Input data:
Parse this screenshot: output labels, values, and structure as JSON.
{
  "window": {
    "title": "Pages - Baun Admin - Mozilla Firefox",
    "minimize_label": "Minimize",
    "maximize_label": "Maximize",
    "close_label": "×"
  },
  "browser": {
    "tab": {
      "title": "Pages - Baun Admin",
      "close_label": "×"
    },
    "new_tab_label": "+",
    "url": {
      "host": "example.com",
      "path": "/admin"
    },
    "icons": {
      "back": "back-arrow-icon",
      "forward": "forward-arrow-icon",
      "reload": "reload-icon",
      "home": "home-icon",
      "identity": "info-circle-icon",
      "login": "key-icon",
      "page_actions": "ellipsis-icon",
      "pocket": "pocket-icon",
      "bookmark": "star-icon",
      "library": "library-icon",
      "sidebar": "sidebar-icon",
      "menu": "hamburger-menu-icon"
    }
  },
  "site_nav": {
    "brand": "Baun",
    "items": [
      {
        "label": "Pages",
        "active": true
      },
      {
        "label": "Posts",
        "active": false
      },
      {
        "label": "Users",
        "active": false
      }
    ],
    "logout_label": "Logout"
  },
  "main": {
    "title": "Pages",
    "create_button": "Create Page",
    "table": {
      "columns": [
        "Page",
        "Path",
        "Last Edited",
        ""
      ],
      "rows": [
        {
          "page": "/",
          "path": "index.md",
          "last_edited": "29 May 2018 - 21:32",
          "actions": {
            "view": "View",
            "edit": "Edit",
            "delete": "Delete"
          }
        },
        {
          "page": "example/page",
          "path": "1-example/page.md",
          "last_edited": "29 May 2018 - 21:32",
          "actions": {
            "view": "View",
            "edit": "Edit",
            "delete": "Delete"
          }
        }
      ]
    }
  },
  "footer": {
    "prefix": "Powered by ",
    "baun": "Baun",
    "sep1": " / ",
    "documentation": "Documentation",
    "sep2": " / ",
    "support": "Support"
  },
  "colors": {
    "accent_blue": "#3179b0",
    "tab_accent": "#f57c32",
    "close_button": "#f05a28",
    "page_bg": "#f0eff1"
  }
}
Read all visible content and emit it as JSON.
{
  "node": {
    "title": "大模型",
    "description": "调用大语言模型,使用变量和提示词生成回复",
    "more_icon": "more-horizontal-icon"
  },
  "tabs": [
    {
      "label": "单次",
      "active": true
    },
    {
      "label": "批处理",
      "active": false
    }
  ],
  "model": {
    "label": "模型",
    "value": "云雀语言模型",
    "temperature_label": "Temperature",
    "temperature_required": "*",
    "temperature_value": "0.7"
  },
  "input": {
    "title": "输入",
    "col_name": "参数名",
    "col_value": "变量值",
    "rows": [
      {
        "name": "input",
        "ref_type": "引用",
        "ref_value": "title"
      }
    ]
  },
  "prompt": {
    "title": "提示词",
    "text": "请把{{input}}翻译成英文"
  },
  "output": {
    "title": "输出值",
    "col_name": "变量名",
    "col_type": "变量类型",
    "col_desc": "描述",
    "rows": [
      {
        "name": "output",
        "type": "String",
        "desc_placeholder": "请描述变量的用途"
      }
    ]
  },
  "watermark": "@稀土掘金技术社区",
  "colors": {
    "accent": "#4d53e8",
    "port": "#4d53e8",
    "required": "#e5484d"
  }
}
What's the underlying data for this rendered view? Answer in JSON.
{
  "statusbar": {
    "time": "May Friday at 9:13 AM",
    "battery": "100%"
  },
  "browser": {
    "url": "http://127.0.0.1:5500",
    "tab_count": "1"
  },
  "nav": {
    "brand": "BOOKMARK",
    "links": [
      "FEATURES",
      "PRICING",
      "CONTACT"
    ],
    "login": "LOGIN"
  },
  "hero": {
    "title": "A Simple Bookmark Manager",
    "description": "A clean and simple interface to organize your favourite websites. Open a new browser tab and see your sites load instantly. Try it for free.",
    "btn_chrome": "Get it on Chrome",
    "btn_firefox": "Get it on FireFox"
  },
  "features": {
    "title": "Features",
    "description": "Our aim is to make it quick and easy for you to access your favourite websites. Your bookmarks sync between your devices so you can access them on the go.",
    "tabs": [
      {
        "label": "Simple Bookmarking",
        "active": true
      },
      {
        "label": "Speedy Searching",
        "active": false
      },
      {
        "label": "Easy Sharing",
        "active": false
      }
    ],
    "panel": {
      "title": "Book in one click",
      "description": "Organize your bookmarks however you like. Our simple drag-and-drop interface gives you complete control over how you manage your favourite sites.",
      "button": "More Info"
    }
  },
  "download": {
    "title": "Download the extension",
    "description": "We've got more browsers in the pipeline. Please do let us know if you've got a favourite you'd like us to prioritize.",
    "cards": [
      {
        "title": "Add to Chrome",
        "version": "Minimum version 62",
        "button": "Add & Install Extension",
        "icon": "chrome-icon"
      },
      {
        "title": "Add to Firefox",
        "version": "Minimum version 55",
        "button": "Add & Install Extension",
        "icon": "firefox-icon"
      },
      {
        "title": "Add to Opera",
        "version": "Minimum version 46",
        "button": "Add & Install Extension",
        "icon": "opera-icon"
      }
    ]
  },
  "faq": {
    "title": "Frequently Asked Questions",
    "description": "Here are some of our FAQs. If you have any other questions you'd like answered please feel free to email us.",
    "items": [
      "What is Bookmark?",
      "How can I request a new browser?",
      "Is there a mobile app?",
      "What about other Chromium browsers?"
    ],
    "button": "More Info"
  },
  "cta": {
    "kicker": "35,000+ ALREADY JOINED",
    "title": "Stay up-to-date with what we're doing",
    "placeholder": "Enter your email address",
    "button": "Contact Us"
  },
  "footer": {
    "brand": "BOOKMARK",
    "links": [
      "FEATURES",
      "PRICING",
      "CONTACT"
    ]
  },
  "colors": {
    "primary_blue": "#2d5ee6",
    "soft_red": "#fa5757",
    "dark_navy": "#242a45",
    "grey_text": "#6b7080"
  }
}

Aim:
Retype the entries exactly, including every line.

Exercise answer:
Parse this screenshot: output labels, values, and structure as JSON.
{
  "window": {
    "title": "Pages - Baun Admin - Mozilla Firefox",
    "minimize_label": "Minimize",
    "maximize_label": "Maximize",
    "close_label": "×"
  },
  "browser": {
    "tab": {
      "title": "Pages - Baun Admin",
      "close_label": "×"
    },
    "new_tab_label": "+",
    "url": {
      "host": "example.com",
      "path": "/admin"
    },
    "icons": {
      "back": "back-arrow-icon",
      "forward": "forward-arrow-icon",
      "reload": "reload-icon",
      "home": "home-icon",
      "identity": "info-circle-icon",
      "login": "key-icon",
      "page_actions": "ellipsis-icon",
      "pocket": "pocket-icon",
      "bookmark": "star-icon",
      "library": "library-icon",
      "sidebar": "sidebar-icon",
      "menu": "hamburger-menu-icon"
    }
  },
  "site_nav": {
    "brand": "Baun",
    "items": [
      {
        "label": "Pages",
        "active": true
      },
      {
        "label": "Posts",
        "active": false
      },
      {
        "label": "Users",
        "active": false
      }
    ],
    "logout_label": "Logout"
  },
  "main": {
    "title": "Pages",
    "create_button": "Create Page",
    "table": {
      "columns": [
        "Page",
        "Path",
        "Last Edited",
        ""
      ],
      "rows": [
        {
          "page": "/",
          "path": "index.md",
          "last_edited": "29 May 2018 - 21:32",
          "actions": {
            "view": "View",
            "edit": "Edit",
            "delete": "Delete"
          }
        },
        {
          "page": "example/page",
          "path": "1-example/page.md",
          "last_edited": "29 May 2018 - 21:32",
          "actions": {
            "view": "View",
            "edit": "Edit",
            "delete": "Delete"
          }
        }
      ]
    }
  },
  "footer": {
    "prefix": "Powered by ",
    "baun": "Baun",
    "sep1": " / ",
    "documentation": "Documentation",
    "sep2": " / ",
    "support": "Support"
  },
  "colors": {
    "accent_blue": "#3179b0",
    "tab_accent": "#f57c32",
    "close_button": "#f05a28",
    "page_bg": "#f0eff1"
  }
}
Read all visible content and emit it as JSON.
{
  "node": {
    "title": "大模型",
    "description": "调用大语言模型,使用变量和提示词生成回复",
    "more_icon": "more-horizontal-icon"
  },
  "tabs": [
    {
      "label": "单次",
      "active": true
    },
    {
      "label": "批处理",
      "active": false
    }
  ],
  "model": {
    "label": "模型",
    "value": "云雀语言模型",
    "temperature_label": "Temperature",
    "temperature_required": "*",
    "temperature_value": "0.7"
  },
  "input": {
    "title": "输入",
    "col_name": "参数名",
    "col_value": "变量值",
    "rows": [
      {
        "name": "input",
        "ref_type": "引用",
        "ref_value": "title"
      }
    ]
  },
  "prompt": {
    "title": "提示词",
    "text": "请把{{input}}翻译成英文"
  },
  "output": {
    "title": "输出值",
    "col_name": "变量名",
    "col_type": "变量类型",
    "col_desc": "描述",
    "rows": [
      {
        "name": "output",
        "type": "String",
        "desc_placeholder": "请描述变量的用途"
      }
    ]
  },
  "watermark": "@稀土掘金技术社区",
  "colors": {
    "accent": "#4d53e8",
    "port": "#4d53e8",
    "required": "#e5484d"
  }
}
What's the underlying data for this rendered view? Answer in JSON.
{
  "statusbar": {
    "time": "May Friday at 9:13 AM",
    "battery": "100%"
  },
  "browser": {
    "url": "http://127.0.0.1:5500",
    "tab_count": "1"
  },
  "nav": {
    "brand": "BOOKMARK",
    "links": [
      "FEATURES",
      "PRICING",
      "CONTACT"
    ],
    "login": "LOGIN"
  },
  "hero": {
    "title": "A Simple Bookmark Manager",
    "description": "A clean and simple interface to organize your favourite websites. Open a new browser tab and see your sites load instantly. Try it for free.",
    "btn_chrome": "Get it on Chrome",
    "btn_firefox": "Get it on FireFox"
  },
  "features": {
    "title": "Features",
    "description": "Our aim is to make it quick and easy for you to access your favourite websites. Your bookmarks sync between your devices so you can access them on the go.",
    "tabs": [
      {
        "label": "Simple Bookmarking",
        "active": true
      },
      {
        "label": "Speedy Searching",
        "active": false
      },
      {
        "label": "Easy Sharing",
        "active": false
      }
    ],
    "panel": {
      "title": "Book in one click",
      "description": "Organize your bookmarks however you like. Our simple drag-and-drop interface gives you complete control over how you manage your favourite sites.",
      "button": "More Info"
    }
  },
  "download": {
    "title": "Download the extension",
    "description": "We've got more browsers in the pipeline. Please do let us know if you've got a favourite you'd like us to prioritize.",
    "cards": [
      {
        "title": "Add to Chrome",
        "version": "Minimum version 62",
        "button": "Add & Install Extension",
        "icon": "chrome-icon"
      },
      {
        "title": "Add to Firefox",
        "version": "Minimum version 55",
        "button": "Add & Install Extension",
        "icon": "firefox-icon"
      },
      {
        "title": "Add to Opera",
        "version": "Minimum version 46",
        "button": "Add & Install Extension",
        "icon": "opera-icon"
      }
    ]
  },
  "faq": {
    "title": "Frequently Asked Questions",
    "description": "Here are some of our FAQs. If you have any other questions you'd like answered please feel free to email us.",
    "items": [
      "What is Bookmark?",
      "How can I request a new browser?",
      "Is there a mobile app?",
      "What about other Chromium browsers?"
    ],
    "button": "More Info"
  },
  "cta": {
    "kicker": "35,000+ ALREADY JOINED",
    "title": "Stay up-to-date with what we're doing",
    "placeholder": "Enter your email address",
    "button": "Contact Us"
  },
  "footer": {
    "brand": "BOOKMARK",
    "links": [
      "FEATURES",
      "PRICING",
      "CONTACT"
    ]
  },
  "colors": {
    "primary_blue": "#2d5ee6",
    "soft_red": "#fa5757",
    "dark_navy": "#242a45",
    "grey_text": "#6b7080"
  }
}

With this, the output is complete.